### [Page extract]
On 1 May 1858, Sir Colin Campbell left Shajahanpore to face Khan Bahadur Khan at Bareilly. As soon as his back was turned, however, Moulvie Ahmed Ullah Shah found an opportune moment to attack the station. There was little Campbell could do; invested in taking Bareilly, he could not, for the moment, spare any men as reinforcements for Colonel Hale. His orders from the C-in-C were clear: defend the post to the utmost but not to engage the insurgents directly.
Hale’s force was not a considerable one. At his disposal, he had 500 men of the (right wing) 82nd Regiment of Foot, De Kantzow’s Horse, and a small detachment of artillery, consisting of two 24-pounders and two 9-pounders. The only building left standing in Shajahanpore had once served as the gaol, and it would now serve Hale as his garrison. It was hardly an admirable position, but the only one with a compound wall that was at least partially intact. The building itself no longer had a roof, but at least the lower rooms still provided some shelter from the sun for the sick, and ample protection from the weather for the ammunition, stores and supplies.

Hale pitched his camp in a tope of trees directly adjacent to the jail and proceeded to “put the jail in a state of defence.” There was very little he could do, however. A ditch was dug along the partially destroyed south wall, and he positioned his guns to sweep the front and sides of what was now an entrenchment of sorts.

The 82nd Regiment at Subathu in 1864. Considering the medals, many of these men served in the Indian Mutiny and may have been present in Rohilkhand.

### [Information provided]
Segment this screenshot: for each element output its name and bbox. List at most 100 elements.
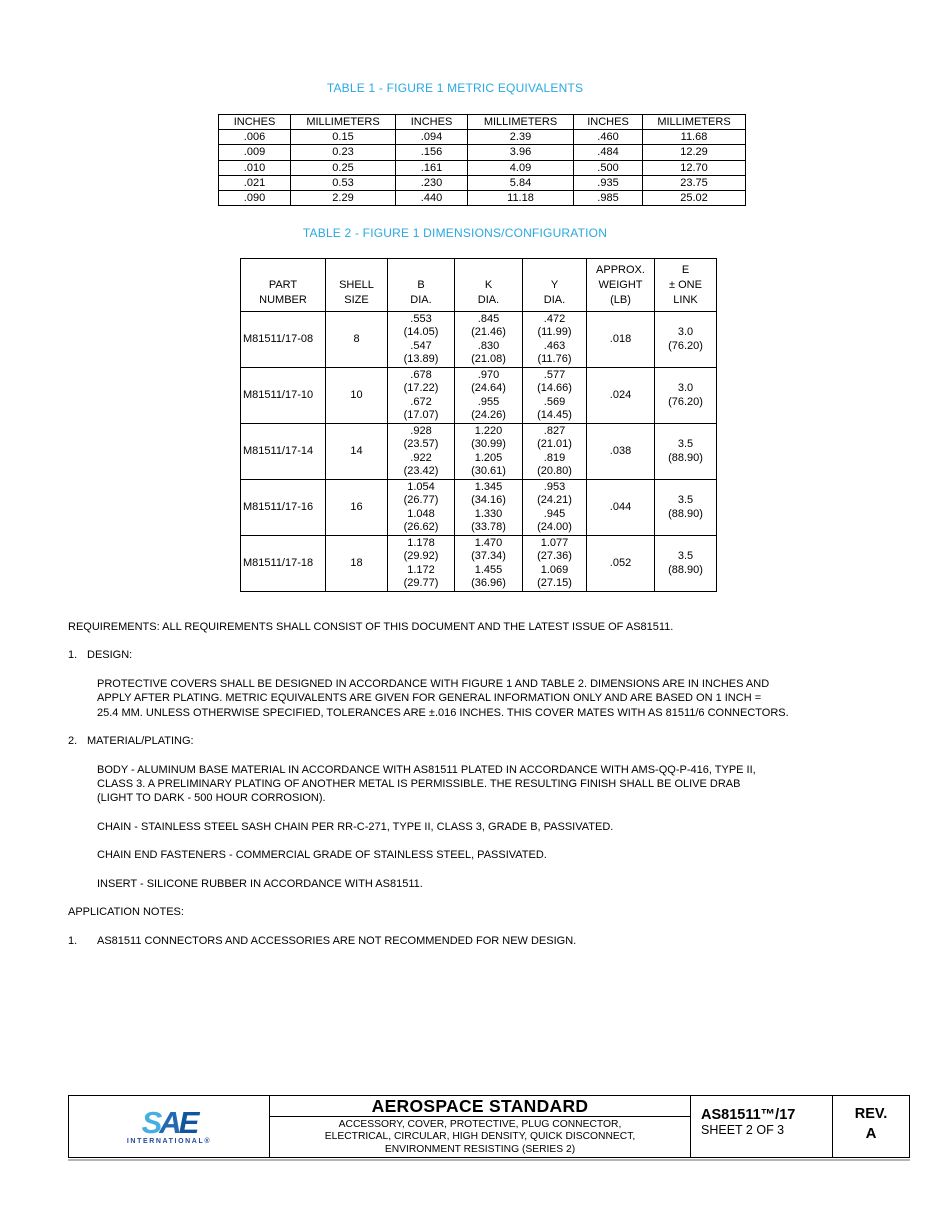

### [Exercise tasks]
• 1. According to the account of the 1858 defense of Shajahanpore, what artillery did Colonel Hale have at his disposal?
• 2. Carry on the account of Colonel Hale's defense of Shajahanpore from its final line.

### [Replies]
• 1. Two 24-pounders and two 9-pounders.

• 2.
On 3 May, Mr Money, who had remained in Shajahanpore in his position as civil magistrate, informed Hale that his spies had seen a considerable rebel force moving towards the town, and at the time of their report, the rebels were hardly four miles distant, approaching from the Mahomdi Road. Hale immediately ordered the camp to be struck and everything removed into the entrenchment; at the same time, he ordered four companies of the 82nd to protect the camp while it was being moved. However, he quickly thought better of it. They had not proceeded 200 yards when Hale ordered them to stop while he mounted his horse and went out to reconnoitre. It was just as well he did, for the rebels were no longer four miles away, but were, at a leisurely pace, already crossing the Kunhout River. They then moved to Hale’s left and picked up their pace, showing every intention of attacking the entrenchment. The 82nd was swiftly ordered back into the entrenchment, and Hale quickly followed them.
Lieutenant De Kantzow, that rather impetuous young man who had attempted to stave off the mutiny at Mainpuri, was posted with his cavalry off to the right of the entrenchment and, without warning, “gallantly charged the enemy,” but even he, in his ardour, realised after a few hundred yards that should he proceed, neither he nor his sowars would see tomorrow. As bravely as they had started, De Kantzow’s Horse turned and raced back. Hale, while praising this rather foolhardy charge in his dispatch, ordered De Kantzow into the entrenchment.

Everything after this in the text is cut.